THE TASK:
Write the records below out again exactly as given, with no images.

RECORD EXCERPTS:
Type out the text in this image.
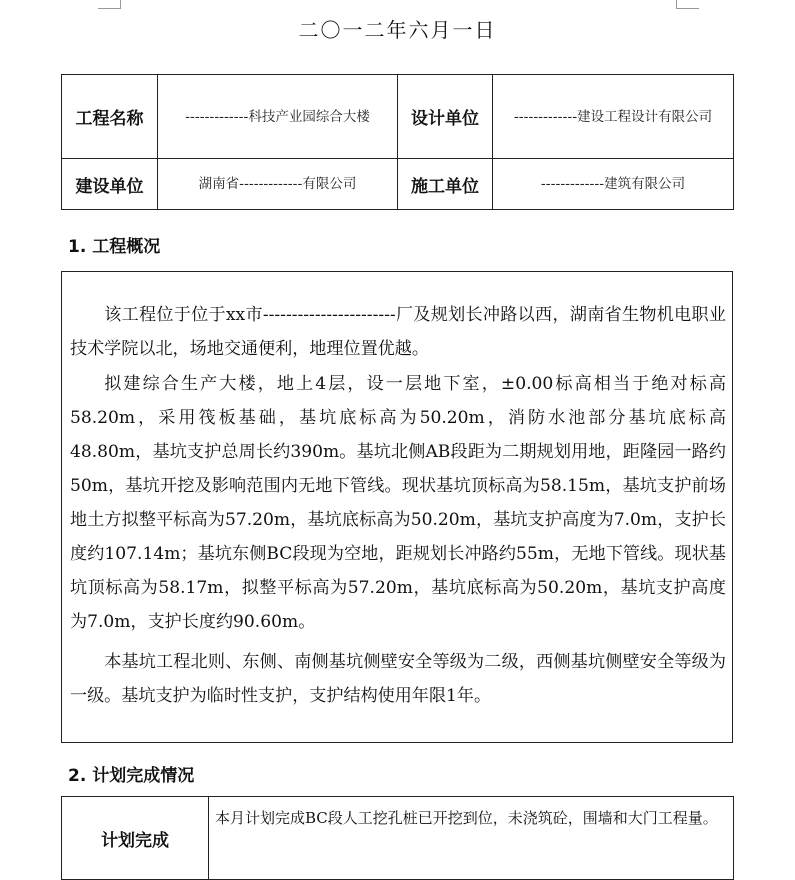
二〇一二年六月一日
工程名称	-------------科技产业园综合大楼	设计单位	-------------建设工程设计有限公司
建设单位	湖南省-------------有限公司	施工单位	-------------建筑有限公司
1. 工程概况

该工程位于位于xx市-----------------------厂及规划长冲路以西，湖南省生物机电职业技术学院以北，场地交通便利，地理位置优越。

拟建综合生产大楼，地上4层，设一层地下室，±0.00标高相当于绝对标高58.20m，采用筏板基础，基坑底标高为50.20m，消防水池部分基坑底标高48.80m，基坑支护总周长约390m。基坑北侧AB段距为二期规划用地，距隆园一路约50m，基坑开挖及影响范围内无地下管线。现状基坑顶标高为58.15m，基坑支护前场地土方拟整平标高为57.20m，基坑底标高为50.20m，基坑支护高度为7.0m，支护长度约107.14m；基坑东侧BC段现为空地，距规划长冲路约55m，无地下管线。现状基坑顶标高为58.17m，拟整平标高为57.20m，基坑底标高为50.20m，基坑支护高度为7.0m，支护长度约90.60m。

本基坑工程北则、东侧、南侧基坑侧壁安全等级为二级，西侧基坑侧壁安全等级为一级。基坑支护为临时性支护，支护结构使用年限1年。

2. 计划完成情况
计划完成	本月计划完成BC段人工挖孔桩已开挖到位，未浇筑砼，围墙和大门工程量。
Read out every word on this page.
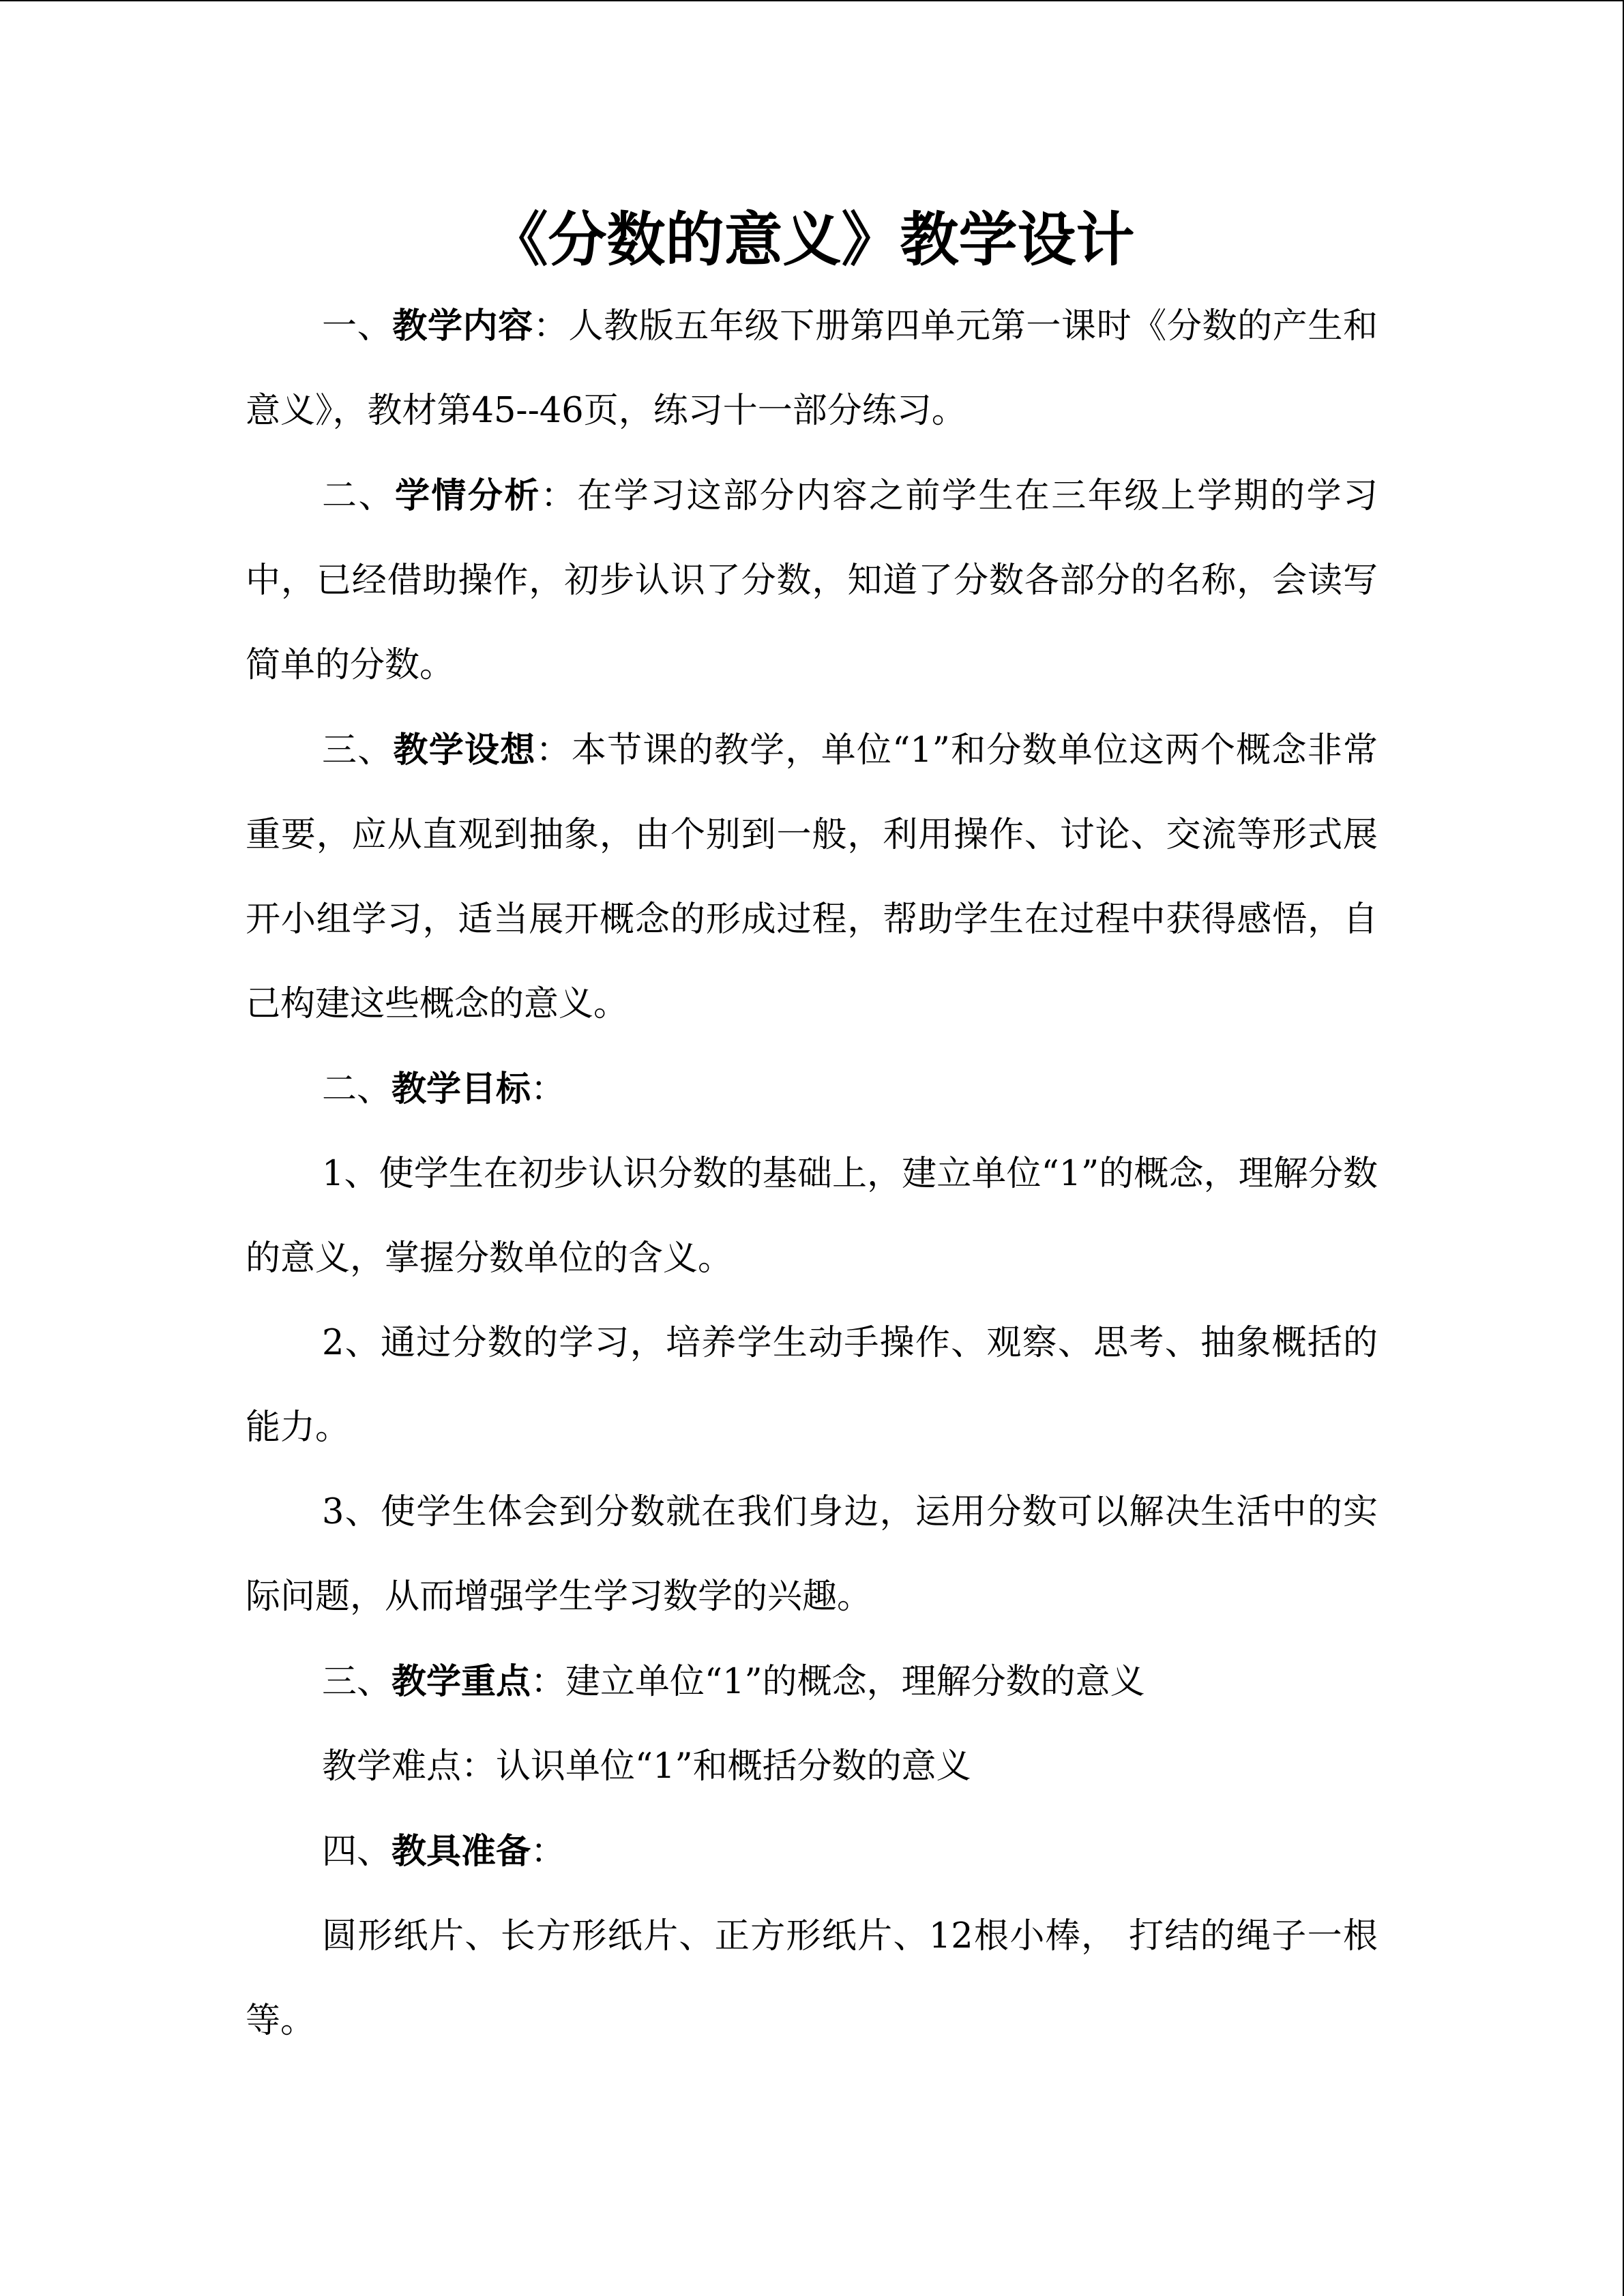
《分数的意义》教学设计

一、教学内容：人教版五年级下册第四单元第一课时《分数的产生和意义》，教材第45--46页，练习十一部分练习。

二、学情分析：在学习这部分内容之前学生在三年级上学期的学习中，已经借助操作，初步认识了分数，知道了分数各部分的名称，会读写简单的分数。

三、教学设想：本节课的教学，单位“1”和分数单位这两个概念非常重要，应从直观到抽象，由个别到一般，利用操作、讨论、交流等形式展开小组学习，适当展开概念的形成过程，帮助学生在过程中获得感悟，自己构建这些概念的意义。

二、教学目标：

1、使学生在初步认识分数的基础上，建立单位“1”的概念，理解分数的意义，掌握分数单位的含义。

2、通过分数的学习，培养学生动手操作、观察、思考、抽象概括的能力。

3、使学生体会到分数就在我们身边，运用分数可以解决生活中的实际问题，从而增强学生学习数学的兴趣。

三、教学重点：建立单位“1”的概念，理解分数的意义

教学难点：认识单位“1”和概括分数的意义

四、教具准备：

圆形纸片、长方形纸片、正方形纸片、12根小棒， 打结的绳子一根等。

ANSWER TO THE EXERCISE:
Type out the text in this image.
二〇一二年六月一日
工程名称	-------------科技产业园综合大楼	设计单位	-------------建设工程设计有限公司
建设单位	湖南省-------------有限公司	施工单位	-------------建筑有限公司
1. 工程概况

该工程位于位于xx市-----------------------厂及规划长冲路以西，湖南省生物机电职业技术学院以北，场地交通便利，地理位置优越。

拟建综合生产大楼，地上4层，设一层地下室，±0.00标高相当于绝对标高58.20m，采用筏板基础，基坑底标高为50.20m，消防水池部分基坑底标高48.80m，基坑支护总周长约390m。基坑北侧AB段距为二期规划用地，距隆园一路约50m，基坑开挖及影响范围内无地下管线。现状基坑顶标高为58.15m，基坑支护前场地土方拟整平标高为57.20m，基坑底标高为50.20m，基坑支护高度为7.0m，支护长度约107.14m；基坑东侧BC段现为空地，距规划长冲路约55m，无地下管线。现状基坑顶标高为58.17m，拟整平标高为57.20m，基坑底标高为50.20m，基坑支护高度为7.0m，支护长度约90.60m。

本基坑工程北则、东侧、南侧基坑侧壁安全等级为二级，西侧基坑侧壁安全等级为一级。基坑支护为临时性支护，支护结构使用年限1年。

2. 计划完成情况
计划完成	本月计划完成BC段人工挖孔桩已开挖到位，未浇筑砼，围墙和大门工程量。
Read out every word on this page.
《分数的意义》教学设计

一、教学内容：人教版五年级下册第四单元第一课时《分数的产生和意义》，教材第45--46页，练习十一部分练习。

二、学情分析：在学习这部分内容之前学生在三年级上学期的学习中，已经借助操作，初步认识了分数，知道了分数各部分的名称，会读写简单的分数。

三、教学设想：本节课的教学，单位“1”和分数单位这两个概念非常重要，应从直观到抽象，由个别到一般，利用操作、讨论、交流等形式展开小组学习，适当展开概念的形成过程，帮助学生在过程中获得感悟，自己构建这些概念的意义。

二、教学目标：

1、使学生在初步认识分数的基础上，建立单位“1”的概念，理解分数的意义，掌握分数单位的含义。

2、通过分数的学习，培养学生动手操作、观察、思考、抽象概括的能力。

3、使学生体会到分数就在我们身边，运用分数可以解决生活中的实际问题，从而增强学生学习数学的兴趣。

三、教学重点：建立单位“1”的概念，理解分数的意义

教学难点：认识单位“1”和概括分数的意义

四、教具准备：

圆形纸片、长方形纸片、正方形纸片、12根小棒， 打结的绳子一根等。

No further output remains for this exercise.